▶
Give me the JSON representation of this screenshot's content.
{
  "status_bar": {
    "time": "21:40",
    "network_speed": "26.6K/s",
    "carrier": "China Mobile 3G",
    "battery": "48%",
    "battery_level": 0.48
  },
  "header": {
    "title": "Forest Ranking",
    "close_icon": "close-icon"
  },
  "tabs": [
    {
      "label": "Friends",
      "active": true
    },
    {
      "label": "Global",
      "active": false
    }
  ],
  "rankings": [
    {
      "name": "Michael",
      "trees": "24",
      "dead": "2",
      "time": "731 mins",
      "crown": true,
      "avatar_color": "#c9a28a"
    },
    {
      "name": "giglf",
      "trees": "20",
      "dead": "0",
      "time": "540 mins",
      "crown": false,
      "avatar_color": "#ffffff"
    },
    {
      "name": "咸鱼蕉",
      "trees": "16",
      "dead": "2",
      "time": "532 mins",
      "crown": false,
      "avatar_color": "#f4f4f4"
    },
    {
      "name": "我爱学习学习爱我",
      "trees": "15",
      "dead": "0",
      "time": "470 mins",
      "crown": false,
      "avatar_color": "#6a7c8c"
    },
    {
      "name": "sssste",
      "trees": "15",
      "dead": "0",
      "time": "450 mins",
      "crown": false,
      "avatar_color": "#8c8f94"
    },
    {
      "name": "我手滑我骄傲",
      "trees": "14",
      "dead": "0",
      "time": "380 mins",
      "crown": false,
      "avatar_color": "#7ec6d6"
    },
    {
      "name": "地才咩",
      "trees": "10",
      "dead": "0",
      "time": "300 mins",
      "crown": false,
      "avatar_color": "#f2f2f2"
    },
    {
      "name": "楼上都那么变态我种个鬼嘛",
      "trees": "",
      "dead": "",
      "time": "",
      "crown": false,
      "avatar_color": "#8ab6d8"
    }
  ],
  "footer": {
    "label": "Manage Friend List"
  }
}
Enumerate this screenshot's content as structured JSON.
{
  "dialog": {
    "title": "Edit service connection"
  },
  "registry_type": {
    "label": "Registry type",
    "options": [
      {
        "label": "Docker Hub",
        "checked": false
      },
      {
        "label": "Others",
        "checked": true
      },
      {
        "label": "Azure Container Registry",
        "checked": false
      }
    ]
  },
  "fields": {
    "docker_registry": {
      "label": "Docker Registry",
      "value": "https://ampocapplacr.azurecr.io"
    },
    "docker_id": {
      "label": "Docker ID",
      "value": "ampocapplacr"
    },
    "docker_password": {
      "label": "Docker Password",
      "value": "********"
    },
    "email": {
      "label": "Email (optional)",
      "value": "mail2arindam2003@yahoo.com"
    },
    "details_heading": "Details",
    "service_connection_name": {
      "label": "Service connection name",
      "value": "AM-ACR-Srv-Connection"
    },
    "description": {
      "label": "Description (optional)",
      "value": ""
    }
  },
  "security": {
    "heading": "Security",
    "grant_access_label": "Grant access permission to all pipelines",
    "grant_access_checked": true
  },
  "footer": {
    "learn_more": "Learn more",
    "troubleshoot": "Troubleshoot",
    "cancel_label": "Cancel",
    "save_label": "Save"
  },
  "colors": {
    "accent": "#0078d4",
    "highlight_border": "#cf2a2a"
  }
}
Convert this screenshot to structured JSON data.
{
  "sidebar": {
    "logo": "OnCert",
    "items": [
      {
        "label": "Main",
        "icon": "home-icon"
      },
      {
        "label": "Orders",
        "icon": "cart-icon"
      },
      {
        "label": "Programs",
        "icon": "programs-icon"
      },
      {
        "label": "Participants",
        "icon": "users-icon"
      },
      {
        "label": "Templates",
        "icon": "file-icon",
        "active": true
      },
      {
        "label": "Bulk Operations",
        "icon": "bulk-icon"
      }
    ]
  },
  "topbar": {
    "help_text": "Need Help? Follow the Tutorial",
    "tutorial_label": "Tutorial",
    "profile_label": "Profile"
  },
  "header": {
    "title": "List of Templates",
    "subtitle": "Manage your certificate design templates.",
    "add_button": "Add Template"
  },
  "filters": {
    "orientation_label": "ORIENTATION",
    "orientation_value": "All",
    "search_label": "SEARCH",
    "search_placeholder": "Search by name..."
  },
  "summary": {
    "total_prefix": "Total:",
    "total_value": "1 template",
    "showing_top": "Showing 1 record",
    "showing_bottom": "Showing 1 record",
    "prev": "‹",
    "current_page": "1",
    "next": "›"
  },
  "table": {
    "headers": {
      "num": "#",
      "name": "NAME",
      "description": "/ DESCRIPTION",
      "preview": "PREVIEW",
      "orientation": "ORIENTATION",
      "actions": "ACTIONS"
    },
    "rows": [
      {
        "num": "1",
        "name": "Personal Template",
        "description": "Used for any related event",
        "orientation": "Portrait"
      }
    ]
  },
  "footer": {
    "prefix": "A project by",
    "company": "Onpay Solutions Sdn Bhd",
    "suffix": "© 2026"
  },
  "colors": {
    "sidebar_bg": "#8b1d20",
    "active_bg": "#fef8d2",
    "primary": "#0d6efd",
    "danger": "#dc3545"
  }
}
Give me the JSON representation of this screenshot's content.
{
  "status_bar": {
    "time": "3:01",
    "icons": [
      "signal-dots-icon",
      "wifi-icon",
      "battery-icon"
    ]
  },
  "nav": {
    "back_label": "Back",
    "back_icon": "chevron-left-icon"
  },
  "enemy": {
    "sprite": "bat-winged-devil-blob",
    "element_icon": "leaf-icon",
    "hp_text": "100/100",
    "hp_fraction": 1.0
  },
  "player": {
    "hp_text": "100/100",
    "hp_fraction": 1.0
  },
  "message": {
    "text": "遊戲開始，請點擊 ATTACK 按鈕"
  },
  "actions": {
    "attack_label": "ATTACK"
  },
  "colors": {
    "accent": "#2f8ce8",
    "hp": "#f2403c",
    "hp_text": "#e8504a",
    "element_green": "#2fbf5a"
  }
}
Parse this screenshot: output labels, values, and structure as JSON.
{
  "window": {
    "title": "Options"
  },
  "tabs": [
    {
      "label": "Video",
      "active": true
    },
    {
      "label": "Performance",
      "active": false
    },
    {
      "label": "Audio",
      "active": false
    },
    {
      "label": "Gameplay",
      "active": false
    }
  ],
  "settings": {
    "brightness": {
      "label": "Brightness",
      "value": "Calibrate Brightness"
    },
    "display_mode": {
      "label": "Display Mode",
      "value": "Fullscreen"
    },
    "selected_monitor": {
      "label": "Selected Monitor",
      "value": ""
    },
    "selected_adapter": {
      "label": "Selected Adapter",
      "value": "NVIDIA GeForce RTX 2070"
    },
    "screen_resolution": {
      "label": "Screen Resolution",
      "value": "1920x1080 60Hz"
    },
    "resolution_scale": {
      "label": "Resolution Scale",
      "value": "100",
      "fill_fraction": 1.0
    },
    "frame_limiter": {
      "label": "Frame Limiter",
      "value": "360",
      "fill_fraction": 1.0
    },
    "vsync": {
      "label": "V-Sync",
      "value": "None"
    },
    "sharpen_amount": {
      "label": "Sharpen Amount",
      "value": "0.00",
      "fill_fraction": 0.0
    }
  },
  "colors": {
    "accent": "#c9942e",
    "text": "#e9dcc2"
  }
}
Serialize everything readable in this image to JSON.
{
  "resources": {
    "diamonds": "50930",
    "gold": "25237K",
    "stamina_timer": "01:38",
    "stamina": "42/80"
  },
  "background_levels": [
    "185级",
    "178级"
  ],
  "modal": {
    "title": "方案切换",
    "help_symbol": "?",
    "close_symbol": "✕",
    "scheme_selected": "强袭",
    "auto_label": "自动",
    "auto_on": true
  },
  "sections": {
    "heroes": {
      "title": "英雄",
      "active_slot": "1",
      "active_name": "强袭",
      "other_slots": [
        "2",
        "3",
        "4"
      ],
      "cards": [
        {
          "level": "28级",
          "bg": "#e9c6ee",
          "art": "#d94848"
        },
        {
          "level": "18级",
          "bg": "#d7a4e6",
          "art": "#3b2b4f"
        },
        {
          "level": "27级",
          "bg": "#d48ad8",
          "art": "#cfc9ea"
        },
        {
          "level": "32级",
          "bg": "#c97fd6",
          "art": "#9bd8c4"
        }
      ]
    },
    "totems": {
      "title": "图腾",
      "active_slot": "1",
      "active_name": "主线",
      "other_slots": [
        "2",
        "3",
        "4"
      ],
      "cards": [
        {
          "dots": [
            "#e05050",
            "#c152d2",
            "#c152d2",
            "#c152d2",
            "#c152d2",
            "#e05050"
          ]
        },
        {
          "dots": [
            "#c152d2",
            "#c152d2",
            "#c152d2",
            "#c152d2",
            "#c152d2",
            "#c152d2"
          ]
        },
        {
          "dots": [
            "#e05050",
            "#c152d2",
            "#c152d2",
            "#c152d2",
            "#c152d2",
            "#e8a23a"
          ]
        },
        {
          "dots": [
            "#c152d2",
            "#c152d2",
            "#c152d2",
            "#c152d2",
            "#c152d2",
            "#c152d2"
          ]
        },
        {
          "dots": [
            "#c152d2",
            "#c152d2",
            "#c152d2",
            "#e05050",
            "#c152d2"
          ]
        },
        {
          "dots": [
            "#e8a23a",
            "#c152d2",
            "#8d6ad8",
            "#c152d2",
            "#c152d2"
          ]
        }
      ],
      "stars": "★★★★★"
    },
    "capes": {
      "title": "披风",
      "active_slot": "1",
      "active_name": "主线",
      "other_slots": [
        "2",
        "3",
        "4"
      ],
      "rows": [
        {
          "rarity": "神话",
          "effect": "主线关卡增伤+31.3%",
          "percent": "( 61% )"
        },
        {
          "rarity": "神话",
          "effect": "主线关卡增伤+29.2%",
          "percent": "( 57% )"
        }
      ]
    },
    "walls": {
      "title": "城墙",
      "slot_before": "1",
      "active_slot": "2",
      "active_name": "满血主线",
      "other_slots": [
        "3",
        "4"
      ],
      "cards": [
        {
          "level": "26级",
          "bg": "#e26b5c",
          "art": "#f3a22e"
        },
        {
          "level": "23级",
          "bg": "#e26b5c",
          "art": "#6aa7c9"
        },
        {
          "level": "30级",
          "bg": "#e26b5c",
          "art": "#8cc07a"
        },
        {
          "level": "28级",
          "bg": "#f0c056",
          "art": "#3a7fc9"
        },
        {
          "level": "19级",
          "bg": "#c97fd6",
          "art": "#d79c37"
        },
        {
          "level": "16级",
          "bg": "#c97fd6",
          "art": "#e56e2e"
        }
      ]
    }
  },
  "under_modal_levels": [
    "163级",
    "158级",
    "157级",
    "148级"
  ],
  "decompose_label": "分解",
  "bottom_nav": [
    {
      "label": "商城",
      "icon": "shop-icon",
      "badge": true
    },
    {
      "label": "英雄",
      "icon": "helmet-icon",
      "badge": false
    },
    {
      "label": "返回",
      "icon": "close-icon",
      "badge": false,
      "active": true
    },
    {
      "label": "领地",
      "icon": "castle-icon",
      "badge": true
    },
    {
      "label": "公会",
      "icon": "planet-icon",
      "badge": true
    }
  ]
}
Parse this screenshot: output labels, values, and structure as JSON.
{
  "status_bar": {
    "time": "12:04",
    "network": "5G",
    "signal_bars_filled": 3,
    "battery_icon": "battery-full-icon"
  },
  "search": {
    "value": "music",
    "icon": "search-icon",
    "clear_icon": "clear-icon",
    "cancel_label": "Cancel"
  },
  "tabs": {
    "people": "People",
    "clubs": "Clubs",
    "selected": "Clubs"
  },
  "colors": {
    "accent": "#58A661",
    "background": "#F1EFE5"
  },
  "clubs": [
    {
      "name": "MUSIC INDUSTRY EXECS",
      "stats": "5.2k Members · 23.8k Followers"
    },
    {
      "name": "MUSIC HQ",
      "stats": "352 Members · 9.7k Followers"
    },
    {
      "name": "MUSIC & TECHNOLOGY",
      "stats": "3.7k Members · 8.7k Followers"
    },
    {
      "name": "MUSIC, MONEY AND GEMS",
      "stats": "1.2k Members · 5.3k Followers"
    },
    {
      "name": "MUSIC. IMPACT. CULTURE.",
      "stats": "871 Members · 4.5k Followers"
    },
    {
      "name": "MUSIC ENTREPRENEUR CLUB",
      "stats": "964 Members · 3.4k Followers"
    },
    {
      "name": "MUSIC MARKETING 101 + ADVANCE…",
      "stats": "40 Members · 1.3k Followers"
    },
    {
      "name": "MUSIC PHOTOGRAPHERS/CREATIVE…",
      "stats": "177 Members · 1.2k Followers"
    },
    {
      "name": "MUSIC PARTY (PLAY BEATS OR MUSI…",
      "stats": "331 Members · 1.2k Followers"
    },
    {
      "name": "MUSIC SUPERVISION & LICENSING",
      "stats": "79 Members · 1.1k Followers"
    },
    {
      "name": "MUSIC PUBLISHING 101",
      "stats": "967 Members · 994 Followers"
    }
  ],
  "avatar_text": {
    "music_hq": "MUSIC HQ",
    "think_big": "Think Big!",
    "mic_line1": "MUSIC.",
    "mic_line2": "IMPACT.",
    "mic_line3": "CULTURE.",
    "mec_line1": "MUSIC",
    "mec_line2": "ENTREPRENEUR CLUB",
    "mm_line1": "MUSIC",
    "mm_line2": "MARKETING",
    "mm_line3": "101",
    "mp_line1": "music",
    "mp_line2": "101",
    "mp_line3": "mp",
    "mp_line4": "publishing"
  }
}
◀
WHAT IS BEING ASKED
Tally the lines of the material above that contain the word "Tutorial" and report the total alone.

COMPLETE OUTPUT
2